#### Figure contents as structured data
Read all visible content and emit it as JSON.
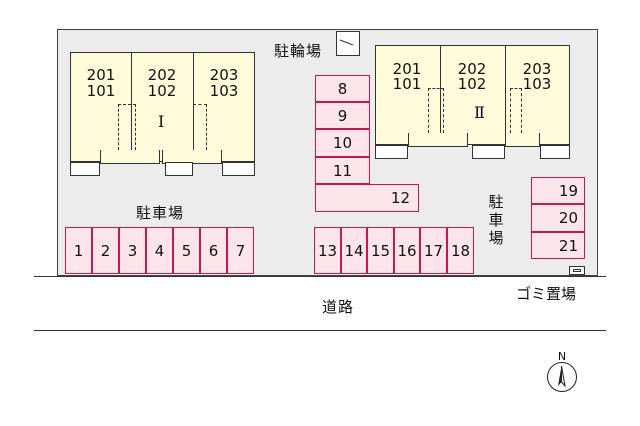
{
  "buildings": [
    {
      "name": "I",
      "units": [
        [
          "201",
          "101"
        ],
        [
          "202",
          "102"
        ],
        [
          "203",
          "103"
        ]
      ]
    },
    {
      "name": "Ⅱ",
      "units": [
        [
          "201",
          "101"
        ],
        [
          "202",
          "102"
        ],
        [
          "203",
          "103"
        ]
      ]
    }
  ],
  "bicycle_parking_label": "駐輪場",
  "parking_label_left": "駐車場",
  "parking_label_right": [
    "駐",
    "車",
    "場"
  ],
  "garbage_label": "ゴミ置場",
  "road_label": "道路",
  "north_label": "N",
  "stalls": {
    "bottom_left": [
      "1",
      "2",
      "3",
      "4",
      "5",
      "6",
      "7"
    ],
    "center_column": [
      "8",
      "9",
      "10",
      "11"
    ],
    "center_wide": "12",
    "bottom_center": [
      "13",
      "14",
      "15",
      "16",
      "17",
      "18"
    ],
    "right_column": [
      "19",
      "20",
      "21"
    ]
  }
}
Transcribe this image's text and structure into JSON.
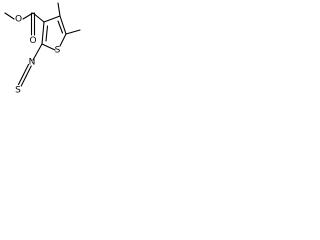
{
  "molecule": {
    "atoms": [
      {
        "id": "ester-oxygen",
        "label": "O"
      },
      {
        "id": "carbonyl-oxygen",
        "label": "O"
      },
      {
        "id": "ring-sulfur",
        "label": "S"
      },
      {
        "id": "isothiocyanate-nitrogen",
        "label": "N"
      },
      {
        "id": "isothiocyanate-sulfur",
        "label": "S"
      }
    ]
  },
  "colors": {
    "bond": "#000000",
    "label": "#000000",
    "background": "#ffffff"
  }
}
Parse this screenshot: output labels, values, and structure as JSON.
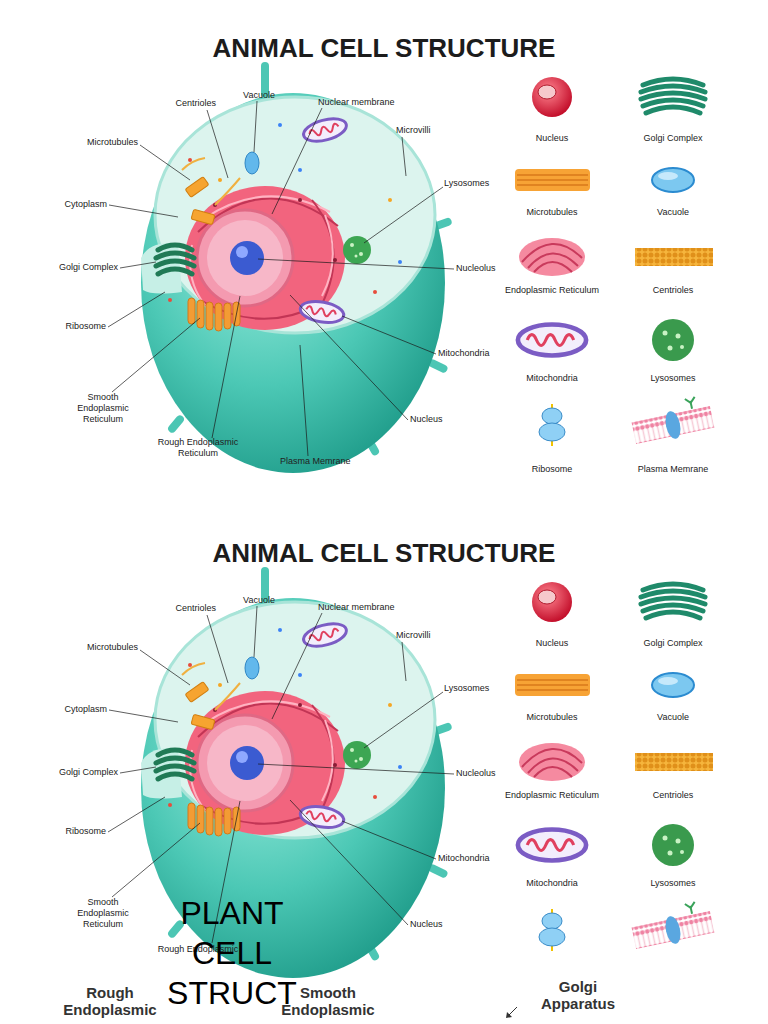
{
  "diagram": {
    "title": "ANIMAL CELL STRUCTURE",
    "labels": [
      "Centrioles",
      "Vacuole",
      "Nuclear membrane",
      "Microtubules",
      "Microvilli",
      "Cytoplasm",
      "Lysosomes",
      "Golgi Complex",
      "Nucleolus",
      "Ribosome",
      "Mitochondria",
      "Smooth Endoplasmic Reticulum",
      "Nucleus",
      "Rough Endoplasmic Reticulum",
      "Plasma Memrane",
      "Nucleus",
      "Golgi Complex",
      "Microtubules",
      "Vacuole",
      "Endoplasmic Reticulum",
      "Centrioles",
      "Mitochondria",
      "Lysosomes",
      "Ribosome",
      "Plasma Memrane",
      "ANIMAL CELL STRUCTURE",
      "Centrioles",
      "Vacuole",
      "Nuclear membrane",
      "Microtubules",
      "Microvilli",
      "Cytoplasm",
      "Lysosomes",
      "Golgi Complex",
      "Nucleolus",
      "Ribosome",
      "Mitochondria",
      "Smooth Endoplasmic Reticulum",
      "Nucleus",
      "Rough Endoplasmic",
      "Nucleus",
      "Golgi Complex",
      "Microtubules",
      "Vacuole",
      "Endoplasmic Reticulum",
      "Centrioles",
      "Mitochondria",
      "Lysosomes",
      "PLANT CELL STRUCT",
      "Rough Endoplasmic",
      "Smooth Endoplasmic",
      "Golgi Apparatus"
    ]
  }
}
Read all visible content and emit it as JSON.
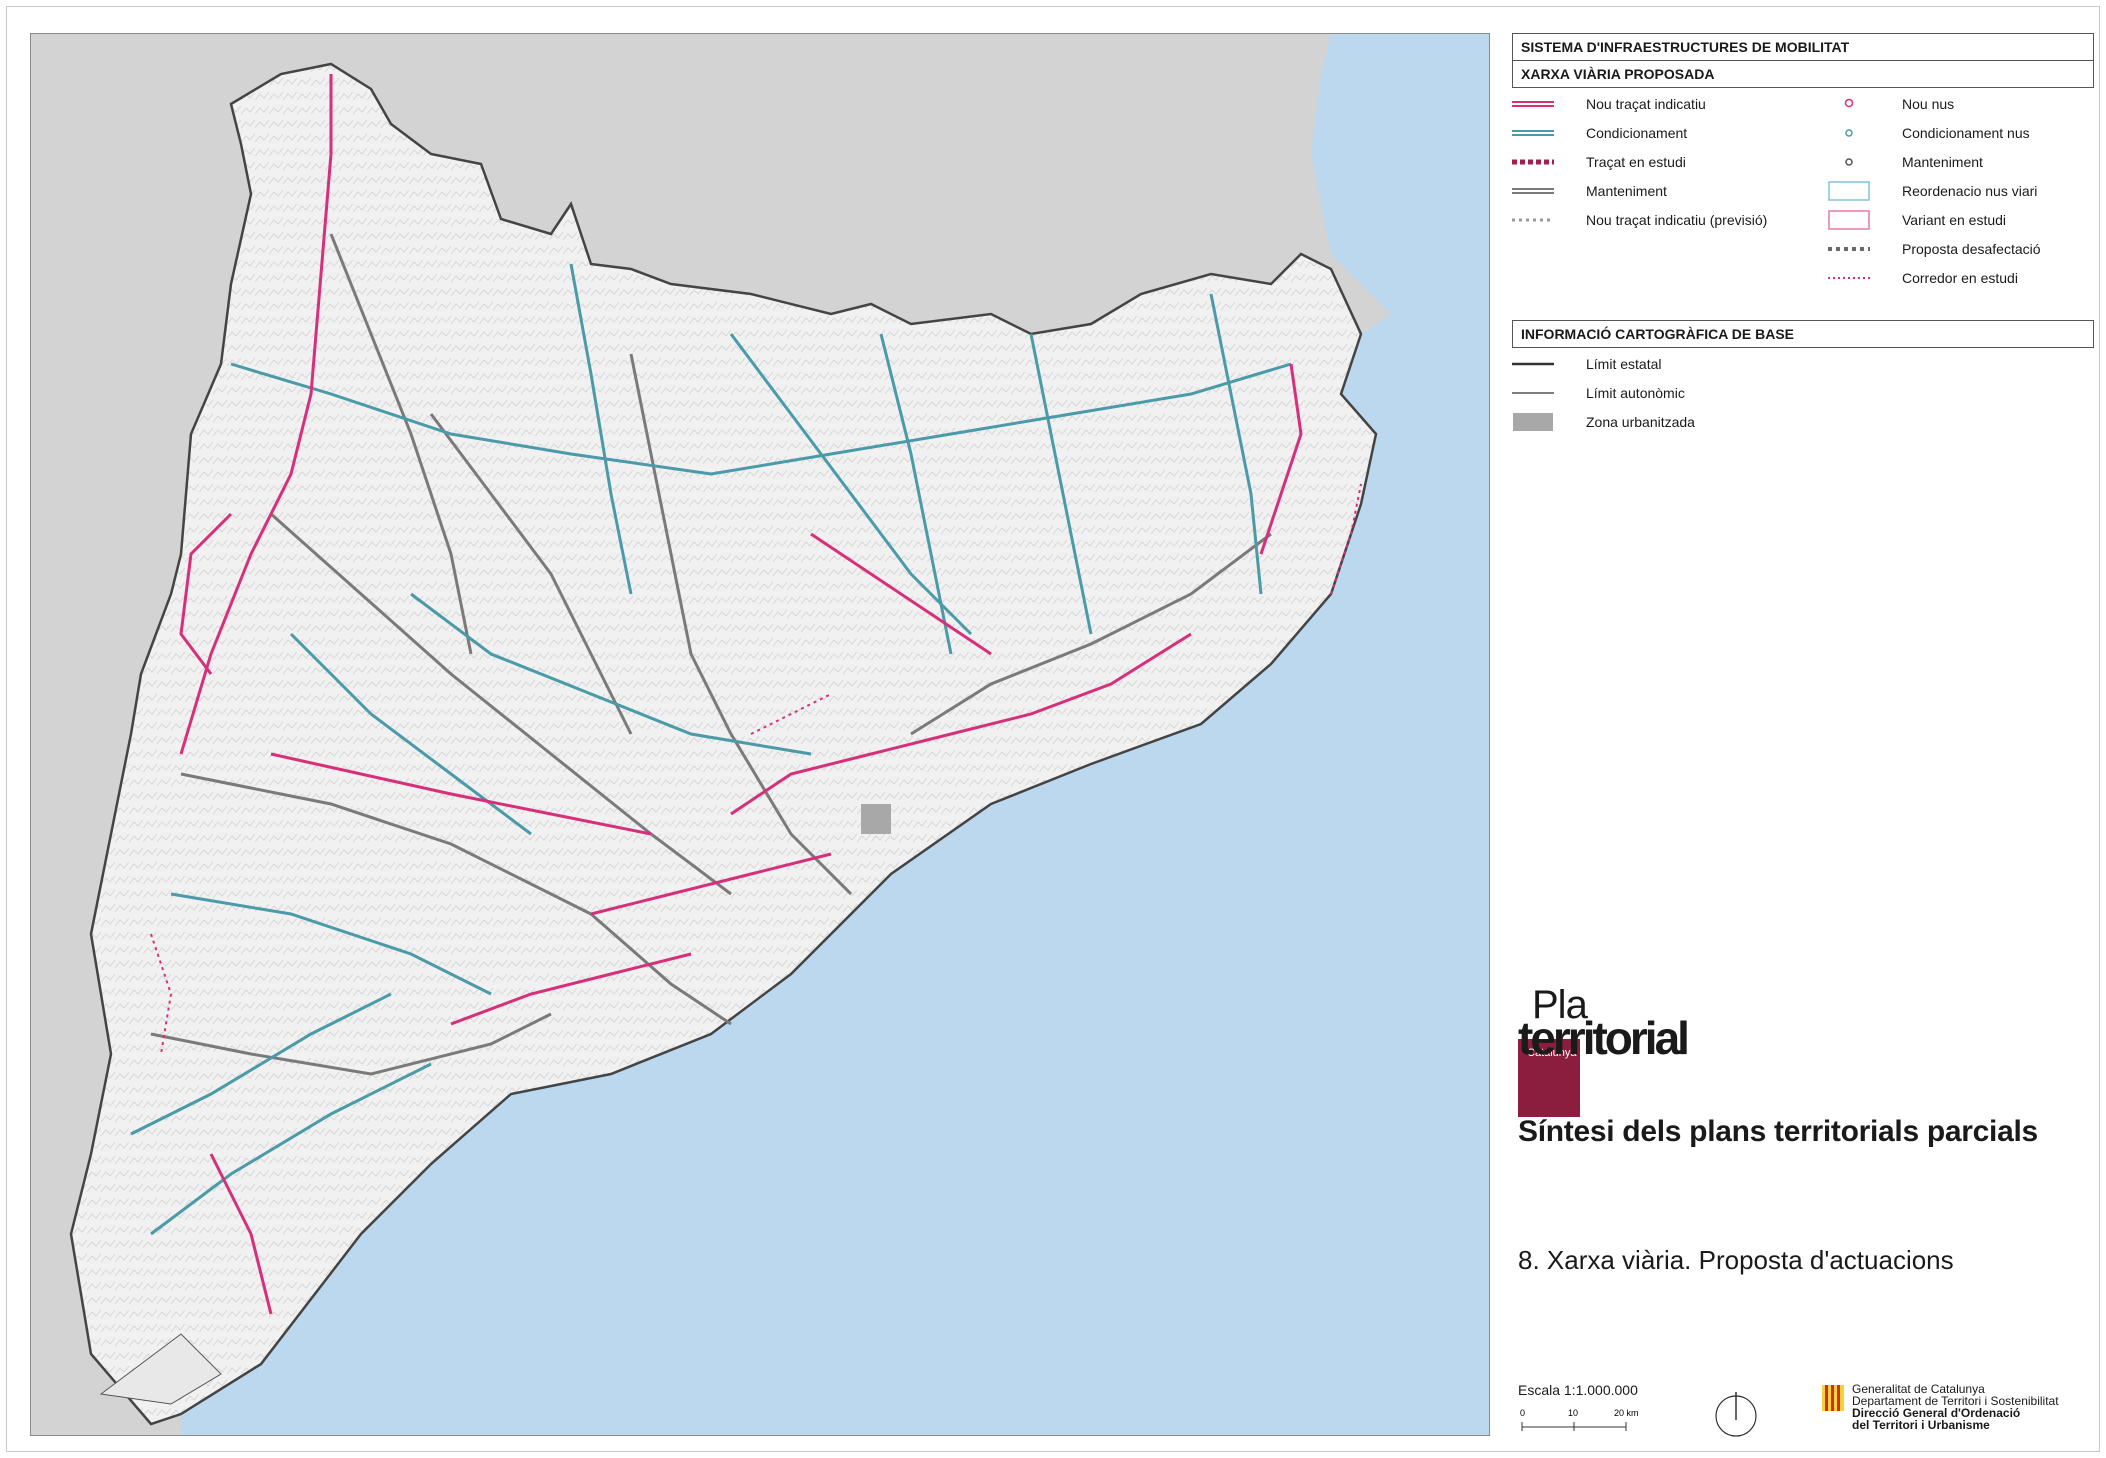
{
  "legend": {
    "section_1": "SISTEMA D'INFRAESTRUCTURES DE MOBILITAT",
    "section_2": "XARXA VIÀRIA PROPOSADA",
    "left_items": [
      "Nou traçat indicatiu",
      "Condicionament",
      "Traçat en estudi",
      "Manteniment",
      "Nou traçat indicatiu (previsió)"
    ],
    "right_items": [
      "Nou nus",
      "Condicionament nus",
      "Manteniment",
      "Reordenacio nus viari",
      "Variant en estudi",
      "Proposta desafectació",
      "Corredor en estudi"
    ],
    "section_3": "INFORMACIÓ CARTOGRÀFICA DE BASE",
    "base_items": [
      "Límit estatal",
      "Límit autonòmic",
      "Zona urbanitzada"
    ]
  },
  "logo": {
    "pla": "Pla",
    "territorial": "territorial",
    "region": "Catalunya"
  },
  "subtitle": "Síntesi dels plans territorials parcials",
  "map_title": "8. Xarxa viària. Proposta d'actuacions",
  "scale": {
    "label": "Escala 1:1.000.000",
    "ticks": [
      "0",
      "10",
      "20 km"
    ]
  },
  "institution": {
    "line1": "Generalitat de Catalunya",
    "line2": "Departament de Territori i Sostenibilitat",
    "line3": "Direcció General d'Ordenació",
    "line4": "del Territori i Urbanisme"
  },
  "colors": {
    "new_route": "#d6307a",
    "conditioning": "#4a9aa8",
    "study": "#a0214f",
    "maintenance": "#7a7a7a",
    "sea": "#bcd8ee",
    "land": "#f2f2f2",
    "outside": "#d3d3d3",
    "brand": "#8b1d3f"
  }
}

#### STATED TASK
Return each line of the data, keeping its wording exact and omitting pictures.

#### EXERCISE OUTPUT
Read all visible content and emit it as JSON.
{
  "buildings": [
    {
      "name": "I",
      "units": [
        [
          "201",
          "101"
        ],
        [
          "202",
          "102"
        ],
        [
          "203",
          "103"
        ]
      ]
    },
    {
      "name": "Ⅱ",
      "units": [
        [
          "201",
          "101"
        ],
        [
          "202",
          "102"
        ],
        [
          "203",
          "103"
        ]
      ]
    }
  ],
  "bicycle_parking_label": "駐輪場",
  "parking_label_left": "駐車場",
  "parking_label_right": [
    "駐",
    "車",
    "場"
  ],
  "garbage_label": "ゴミ置場",
  "road_label": "道路",
  "north_label": "N",
  "stalls": {
    "bottom_left": [
      "1",
      "2",
      "3",
      "4",
      "5",
      "6",
      "7"
    ],
    "center_column": [
      "8",
      "9",
      "10",
      "11"
    ],
    "center_wide": "12",
    "bottom_center": [
      "13",
      "14",
      "15",
      "16",
      "17",
      "18"
    ],
    "right_column": [
      "19",
      "20",
      "21"
    ]
  }
}
Transcribe this image's text and structure into JSON.
{
  "molecule": {
    "atoms": [
      {
        "id": "ester-oxygen",
        "label": "O"
      },
      {
        "id": "carbonyl-oxygen",
        "label": "O"
      },
      {
        "id": "ring-sulfur",
        "label": "S"
      },
      {
        "id": "isothiocyanate-nitrogen",
        "label": "N"
      },
      {
        "id": "isothiocyanate-sulfur",
        "label": "S"
      }
    ]
  },
  "colors": {
    "bond": "#000000",
    "label": "#000000",
    "background": "#ffffff"
  }
}
Parse this screenshot: output labels, values, and structure as JSON.
{
  "diagram": {
    "title": "ANIMAL CELL STRUCTURE",
    "labels": [
      "Centrioles",
      "Vacuole",
      "Nuclear membrane",
      "Microtubules",
      "Microvilli",
      "Cytoplasm",
      "Lysosomes",
      "Golgi Complex",
      "Nucleolus",
      "Ribosome",
      "Mitochondria",
      "Smooth Endoplasmic Reticulum",
      "Nucleus",
      "Rough Endoplasmic Reticulum",
      "Plasma Memrane",
      "Nucleus",
      "Golgi Complex",
      "Microtubules",
      "Vacuole",
      "Endoplasmic Reticulum",
      "Centrioles",
      "Mitochondria",
      "Lysosomes",
      "Ribosome",
      "Plasma Memrane",
      "ANIMAL CELL STRUCTURE",
      "Centrioles",
      "Vacuole",
      "Nuclear membrane",
      "Microtubules",
      "Microvilli",
      "Cytoplasm",
      "Lysosomes",
      "Golgi Complex",
      "Nucleolus",
      "Ribosome",
      "Mitochondria",
      "Smooth Endoplasmic Reticulum",
      "Nucleus",
      "Rough Endoplasmic",
      "Nucleus",
      "Golgi Complex",
      "Microtubules",
      "Vacuole",
      "Endoplasmic Reticulum",
      "Centrioles",
      "Mitochondria",
      "Lysosomes",
      "PLANT CELL STRUCT",
      "Rough Endoplasmic",
      "Smooth Endoplasmic",
      "Golgi Apparatus"
    ]
  }
}
Read all visible content and emit it as JSON.
{
  "legend": {
    "section_1": "SISTEMA D'INFRAESTRUCTURES DE MOBILITAT",
    "section_2": "XARXA VIÀRIA PROPOSADA",
    "left_items": [
      "Nou traçat indicatiu",
      "Condicionament",
      "Traçat en estudi",
      "Manteniment",
      "Nou traçat indicatiu (previsió)"
    ],
    "right_items": [
      "Nou nus",
      "Condicionament nus",
      "Manteniment",
      "Reordenacio nus viari",
      "Variant en estudi",
      "Proposta desafectació",
      "Corredor en estudi"
    ],
    "section_3": "INFORMACIÓ CARTOGRÀFICA DE BASE",
    "base_items": [
      "Límit estatal",
      "Límit autonòmic",
      "Zona urbanitzada"
    ]
  },
  "logo": {
    "pla": "Pla",
    "territorial": "territorial",
    "region": "Catalunya"
  },
  "subtitle": "Síntesi dels plans territorials parcials",
  "map_title": "8. Xarxa viària. Proposta d'actuacions",
  "scale": {
    "label": "Escala 1:1.000.000",
    "ticks": [
      "0",
      "10",
      "20 km"
    ]
  },
  "institution": {
    "line1": "Generalitat de Catalunya",
    "line2": "Departament de Territori i Sostenibilitat",
    "line3": "Direcció General d'Ordenació",
    "line4": "del Territori i Urbanisme"
  },
  "colors": {
    "new_route": "#d6307a",
    "conditioning": "#4a9aa8",
    "study": "#a0214f",
    "maintenance": "#7a7a7a",
    "sea": "#bcd8ee",
    "land": "#f2f2f2",
    "outside": "#d3d3d3",
    "brand": "#8b1d3f"
  }
}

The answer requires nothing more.